§ Written problem:
Go over the entries below line by line, copying each one that contains the word "should".

§ Data entries:
⟨

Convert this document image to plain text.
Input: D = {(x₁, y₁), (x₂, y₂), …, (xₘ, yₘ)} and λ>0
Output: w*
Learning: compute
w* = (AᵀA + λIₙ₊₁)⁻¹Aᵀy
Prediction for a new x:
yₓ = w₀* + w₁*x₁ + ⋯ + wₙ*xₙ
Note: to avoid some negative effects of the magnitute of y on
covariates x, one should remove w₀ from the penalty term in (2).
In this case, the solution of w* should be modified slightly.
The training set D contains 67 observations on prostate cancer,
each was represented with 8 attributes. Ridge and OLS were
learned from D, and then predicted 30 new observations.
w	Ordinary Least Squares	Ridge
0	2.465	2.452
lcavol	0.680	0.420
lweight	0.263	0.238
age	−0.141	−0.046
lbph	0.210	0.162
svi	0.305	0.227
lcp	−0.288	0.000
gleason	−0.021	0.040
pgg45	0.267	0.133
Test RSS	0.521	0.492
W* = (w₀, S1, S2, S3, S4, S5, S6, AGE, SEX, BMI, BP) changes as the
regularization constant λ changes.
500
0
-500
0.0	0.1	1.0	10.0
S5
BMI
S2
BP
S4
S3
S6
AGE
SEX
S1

⟩

§ Task answer:
covariates x, one should remove w₀ from the penalty term in (2).
In this case, the solution of w* should be modified slightly.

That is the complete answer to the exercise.